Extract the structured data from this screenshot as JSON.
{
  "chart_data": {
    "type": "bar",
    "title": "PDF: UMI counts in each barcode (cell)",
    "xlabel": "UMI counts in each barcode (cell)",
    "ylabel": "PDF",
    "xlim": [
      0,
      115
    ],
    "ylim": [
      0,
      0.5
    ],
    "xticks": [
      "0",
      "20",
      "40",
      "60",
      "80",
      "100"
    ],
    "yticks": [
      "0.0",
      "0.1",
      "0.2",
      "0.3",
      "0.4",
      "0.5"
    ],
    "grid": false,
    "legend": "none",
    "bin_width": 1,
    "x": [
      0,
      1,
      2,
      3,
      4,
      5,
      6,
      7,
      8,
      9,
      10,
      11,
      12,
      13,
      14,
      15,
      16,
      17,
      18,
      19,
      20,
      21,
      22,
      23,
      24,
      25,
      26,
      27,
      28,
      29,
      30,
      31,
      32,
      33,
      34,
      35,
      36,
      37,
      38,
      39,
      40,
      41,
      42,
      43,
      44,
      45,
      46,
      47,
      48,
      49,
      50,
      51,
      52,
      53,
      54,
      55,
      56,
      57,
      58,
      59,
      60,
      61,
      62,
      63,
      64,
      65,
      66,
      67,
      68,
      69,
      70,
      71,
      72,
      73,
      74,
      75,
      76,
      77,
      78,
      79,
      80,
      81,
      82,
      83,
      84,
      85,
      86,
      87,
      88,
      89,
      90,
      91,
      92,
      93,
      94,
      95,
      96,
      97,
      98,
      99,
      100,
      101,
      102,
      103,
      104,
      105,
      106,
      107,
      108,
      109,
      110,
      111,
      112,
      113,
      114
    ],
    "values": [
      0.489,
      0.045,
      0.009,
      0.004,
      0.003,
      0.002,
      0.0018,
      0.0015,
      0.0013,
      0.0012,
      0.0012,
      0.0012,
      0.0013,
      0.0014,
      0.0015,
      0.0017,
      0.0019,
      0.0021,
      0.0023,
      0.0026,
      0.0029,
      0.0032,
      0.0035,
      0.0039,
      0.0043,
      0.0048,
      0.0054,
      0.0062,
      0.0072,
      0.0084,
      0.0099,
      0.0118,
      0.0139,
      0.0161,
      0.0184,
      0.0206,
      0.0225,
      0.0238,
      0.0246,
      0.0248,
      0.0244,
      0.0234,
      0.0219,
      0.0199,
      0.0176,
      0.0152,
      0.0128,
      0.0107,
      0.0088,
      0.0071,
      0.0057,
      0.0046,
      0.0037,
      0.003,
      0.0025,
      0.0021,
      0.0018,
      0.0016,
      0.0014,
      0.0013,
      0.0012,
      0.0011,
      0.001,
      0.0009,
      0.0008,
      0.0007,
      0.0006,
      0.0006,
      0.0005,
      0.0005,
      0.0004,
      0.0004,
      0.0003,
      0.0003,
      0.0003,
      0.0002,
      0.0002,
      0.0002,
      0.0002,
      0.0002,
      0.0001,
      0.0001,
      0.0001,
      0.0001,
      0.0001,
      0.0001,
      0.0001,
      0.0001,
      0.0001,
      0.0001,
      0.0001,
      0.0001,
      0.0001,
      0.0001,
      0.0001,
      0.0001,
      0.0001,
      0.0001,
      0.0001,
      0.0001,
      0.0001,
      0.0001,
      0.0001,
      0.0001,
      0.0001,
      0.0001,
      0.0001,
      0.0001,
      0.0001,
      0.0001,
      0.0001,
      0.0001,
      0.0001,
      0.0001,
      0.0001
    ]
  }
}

Goal | The records above must be repeated exactly, every one of them.

Complete answer |
Extract the structured data from this screenshot as JSON.
{
  "chart_data": {
    "type": "bar",
    "title": "PDF: UMI counts in each barcode (cell)",
    "xlabel": "UMI counts in each barcode (cell)",
    "ylabel": "PDF",
    "xlim": [
      0,
      115
    ],
    "ylim": [
      0,
      0.5
    ],
    "xticks": [
      "0",
      "20",
      "40",
      "60",
      "80",
      "100"
    ],
    "yticks": [
      "0.0",
      "0.1",
      "0.2",
      "0.3",
      "0.4",
      "0.5"
    ],
    "grid": false,
    "legend": "none",
    "bin_width": 1,
    "x": [
      0,
      1,
      2,
      3,
      4,
      5,
      6,
      7,
      8,
      9,
      10,
      11,
      12,
      13,
      14,
      15,
      16,
      17,
      18,
      19,
      20,
      21,
      22,
      23,
      24,
      25,
      26,
      27,
      28,
      29,
      30,
      31,
      32,
      33,
      34,
      35,
      36,
      37,
      38,
      39,
      40,
      41,
      42,
      43,
      44,
      45,
      46,
      47,
      48,
      49,
      50,
      51,
      52,
      53,
      54,
      55,
      56,
      57,
      58,
      59,
      60,
      61,
      62,
      63,
      64,
      65,
      66,
      67,
      68,
      69,
      70,
      71,
      72,
      73,
      74,
      75,
      76,
      77,
      78,
      79,
      80,
      81,
      82,
      83,
      84,
      85,
      86,
      87,
      88,
      89,
      90,
      91,
      92,
      93,
      94,
      95,
      96,
      97,
      98,
      99,
      100,
      101,
      102,
      103,
      104,
      105,
      106,
      107,
      108,
      109,
      110,
      111,
      112,
      113,
      114
    ],
    "values": [
      0.489,
      0.045,
      0.009,
      0.004,
      0.003,
      0.002,
      0.0018,
      0.0015,
      0.0013,
      0.0012,
      0.0012,
      0.0012,
      0.0013,
      0.0014,
      0.0015,
      0.0017,
      0.0019,
      0.0021,
      0.0023,
      0.0026,
      0.0029,
      0.0032,
      0.0035,
      0.0039,
      0.0043,
      0.0048,
      0.0054,
      0.0062,
      0.0072,
      0.0084,
      0.0099,
      0.0118,
      0.0139,
      0.0161,
      0.0184,
      0.0206,
      0.0225,
      0.0238,
      0.0246,
      0.0248,
      0.0244,
      0.0234,
      0.0219,
      0.0199,
      0.0176,
      0.0152,
      0.0128,
      0.0107,
      0.0088,
      0.0071,
      0.0057,
      0.0046,
      0.0037,
      0.003,
      0.0025,
      0.0021,
      0.0018,
      0.0016,
      0.0014,
      0.0013,
      0.0012,
      0.0011,
      0.001,
      0.0009,
      0.0008,
      0.0007,
      0.0006,
      0.0006,
      0.0005,
      0.0005,
      0.0004,
      0.0004,
      0.0003,
      0.0003,
      0.0003,
      0.0002,
      0.0002,
      0.0002,
      0.0002,
      0.0002,
      0.0001,
      0.0001,
      0.0001,
      0.0001,
      0.0001,
      0.0001,
      0.0001,
      0.0001,
      0.0001,
      0.0001,
      0.0001,
      0.0001,
      0.0001,
      0.0001,
      0.0001,
      0.0001,
      0.0001,
      0.0001,
      0.0001,
      0.0001,
      0.0001,
      0.0001,
      0.0001,
      0.0001,
      0.0001,
      0.0001,
      0.0001,
      0.0001,
      0.0001,
      0.0001,
      0.0001,
      0.0001,
      0.0001,
      0.0001,
      0.0001
    ]
  }
}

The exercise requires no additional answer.